**SET TASK**
Each line that follows is to be retyped exactly.

**Extracted data entries**
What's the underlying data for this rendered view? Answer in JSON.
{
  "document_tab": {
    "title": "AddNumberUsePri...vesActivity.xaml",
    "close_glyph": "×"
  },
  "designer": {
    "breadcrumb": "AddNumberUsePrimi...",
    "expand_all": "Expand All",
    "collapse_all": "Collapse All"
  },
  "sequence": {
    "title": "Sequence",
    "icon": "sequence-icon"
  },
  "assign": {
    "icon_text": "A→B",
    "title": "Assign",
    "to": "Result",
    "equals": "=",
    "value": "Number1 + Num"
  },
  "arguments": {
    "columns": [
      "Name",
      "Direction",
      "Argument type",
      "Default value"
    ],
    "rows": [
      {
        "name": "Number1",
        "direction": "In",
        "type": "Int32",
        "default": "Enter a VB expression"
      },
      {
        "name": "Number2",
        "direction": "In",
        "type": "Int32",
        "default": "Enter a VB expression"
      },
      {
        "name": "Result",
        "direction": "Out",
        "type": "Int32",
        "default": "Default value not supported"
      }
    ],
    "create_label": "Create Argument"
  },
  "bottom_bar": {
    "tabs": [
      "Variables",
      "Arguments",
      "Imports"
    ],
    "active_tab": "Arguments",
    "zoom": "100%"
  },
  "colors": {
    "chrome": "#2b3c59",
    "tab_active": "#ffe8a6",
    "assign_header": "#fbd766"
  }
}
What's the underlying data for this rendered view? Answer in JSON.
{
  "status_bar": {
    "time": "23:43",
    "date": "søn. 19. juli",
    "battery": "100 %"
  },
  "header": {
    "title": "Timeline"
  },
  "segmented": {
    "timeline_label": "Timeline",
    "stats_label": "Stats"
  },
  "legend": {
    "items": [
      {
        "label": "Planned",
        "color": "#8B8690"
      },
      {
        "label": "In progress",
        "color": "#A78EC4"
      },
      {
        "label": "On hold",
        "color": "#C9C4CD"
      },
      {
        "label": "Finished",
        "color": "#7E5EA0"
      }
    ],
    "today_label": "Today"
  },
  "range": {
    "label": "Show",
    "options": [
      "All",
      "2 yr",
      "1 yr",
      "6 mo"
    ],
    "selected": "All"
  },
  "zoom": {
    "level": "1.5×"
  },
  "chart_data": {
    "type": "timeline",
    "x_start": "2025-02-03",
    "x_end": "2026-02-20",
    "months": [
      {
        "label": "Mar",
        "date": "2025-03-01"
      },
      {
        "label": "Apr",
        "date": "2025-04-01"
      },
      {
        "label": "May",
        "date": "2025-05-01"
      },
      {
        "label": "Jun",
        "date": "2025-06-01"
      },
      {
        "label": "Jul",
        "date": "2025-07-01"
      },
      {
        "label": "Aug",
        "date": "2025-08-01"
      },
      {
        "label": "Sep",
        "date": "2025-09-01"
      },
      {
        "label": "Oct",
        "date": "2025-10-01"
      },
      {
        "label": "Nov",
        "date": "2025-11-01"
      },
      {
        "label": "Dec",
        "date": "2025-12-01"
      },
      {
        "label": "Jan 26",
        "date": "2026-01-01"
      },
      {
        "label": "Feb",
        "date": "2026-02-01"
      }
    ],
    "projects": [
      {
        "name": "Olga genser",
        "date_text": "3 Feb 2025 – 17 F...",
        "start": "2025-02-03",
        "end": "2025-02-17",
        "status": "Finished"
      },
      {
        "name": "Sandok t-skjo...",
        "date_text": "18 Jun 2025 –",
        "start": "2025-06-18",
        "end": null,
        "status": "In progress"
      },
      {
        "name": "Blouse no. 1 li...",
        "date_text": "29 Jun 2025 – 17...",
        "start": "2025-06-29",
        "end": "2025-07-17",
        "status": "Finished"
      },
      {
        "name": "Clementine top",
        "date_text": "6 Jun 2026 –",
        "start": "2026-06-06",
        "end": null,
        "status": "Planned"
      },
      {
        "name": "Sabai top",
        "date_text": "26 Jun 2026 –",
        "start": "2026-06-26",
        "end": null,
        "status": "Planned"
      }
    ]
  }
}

**OUTPUT OF THE EXERCISE**
What's the underlying data for this rendered view? Answer in JSON.
{
  "document_tab": {
    "title": "AddNumberUsePri...vesActivity.xaml",
    "close_glyph": "×"
  },
  "designer": {
    "breadcrumb": "AddNumberUsePrimi...",
    "expand_all": "Expand All",
    "collapse_all": "Collapse All"
  },
  "sequence": {
    "title": "Sequence",
    "icon": "sequence-icon"
  },
  "assign": {
    "icon_text": "A→B",
    "title": "Assign",
    "to": "Result",
    "equals": "=",
    "value": "Number1 + Num"
  },
  "arguments": {
    "columns": [
      "Name",
      "Direction",
      "Argument type",
      "Default value"
    ],
    "rows": [
      {
        "name": "Number1",
        "direction": "In",
        "type": "Int32",
        "default": "Enter a VB expression"
      },
      {
        "name": "Number2",
        "direction": "In",
        "type": "Int32",
        "default": "Enter a VB expression"
      },
      {
        "name": "Result",
        "direction": "Out",
        "type": "Int32",
        "default": "Default value not supported"
      }
    ],
    "create_label": "Create Argument"
  },
  "bottom_bar": {
    "tabs": [
      "Variables",
      "Arguments",
      "Imports"
    ],
    "active_tab": "Arguments",
    "zoom": "100%"
  },
  "colors": {
    "chrome": "#2b3c59",
    "tab_active": "#ffe8a6",
    "assign_header": "#fbd766"
  }
}
What's the underlying data for this rendered view? Answer in JSON.
{
  "status_bar": {
    "time": "23:43",
    "date": "søn. 19. juli",
    "battery": "100 %"
  },
  "header": {
    "title": "Timeline"
  },
  "segmented": {
    "timeline_label": "Timeline",
    "stats_label": "Stats"
  },
  "legend": {
    "items": [
      {
        "label": "Planned",
        "color": "#8B8690"
      },
      {
        "label": "In progress",
        "color": "#A78EC4"
      },
      {
        "label": "On hold",
        "color": "#C9C4CD"
      },
      {
        "label": "Finished",
        "color": "#7E5EA0"
      }
    ],
    "today_label": "Today"
  },
  "range": {
    "label": "Show",
    "options": [
      "All",
      "2 yr",
      "1 yr",
      "6 mo"
    ],
    "selected": "All"
  },
  "zoom": {
    "level": "1.5×"
  },
  "chart_data": {
    "type": "timeline",
    "x_start": "2025-02-03",
    "x_end": "2026-02-20",
    "months": [
      {
        "label": "Mar",
        "date": "2025-03-01"
      },
      {
        "label": "Apr",
        "date": "2025-04-01"
      },
      {
        "label": "May",
        "date": "2025-05-01"
      },
      {
        "label": "Jun",
        "date": "2025-06-01"
      },
      {
        "label": "Jul",
        "date": "2025-07-01"
      },
      {
        "label": "Aug",
        "date": "2025-08-01"
      },
      {
        "label": "Sep",
        "date": "2025-09-01"
      },
      {
        "label": "Oct",
        "date": "2025-10-01"
      },
      {
        "label": "Nov",
        "date": "2025-11-01"
      },
      {
        "label": "Dec",
        "date": "2025-12-01"
      },
      {
        "label": "Jan 26",
        "date": "2026-01-01"
      },
      {
        "label": "Feb",
        "date": "2026-02-01"
      }
    ],
    "projects": [
      {
        "name": "Olga genser",
        "date_text": "3 Feb 2025 – 17 F...",
        "start": "2025-02-03",
        "end": "2025-02-17",
        "status": "Finished"
      },
      {
        "name": "Sandok t-skjo...",
        "date_text": "18 Jun 2025 –",
        "start": "2025-06-18",
        "end": null,
        "status": "In progress"
      },
      {
        "name": "Blouse no. 1 li...",
        "date_text": "29 Jun 2025 – 17...",
        "start": "2025-06-29",
        "end": "2025-07-17",
        "status": "Finished"
      },
      {
        "name": "Clementine top",
        "date_text": "6 Jun 2026 –",
        "start": "2026-06-06",
        "end": null,
        "status": "Planned"
      },
      {
        "name": "Sabai top",
        "date_text": "26 Jun 2026 –",
        "start": "2026-06-26",
        "end": null,
        "status": "Planned"
      }
    ]
  }
}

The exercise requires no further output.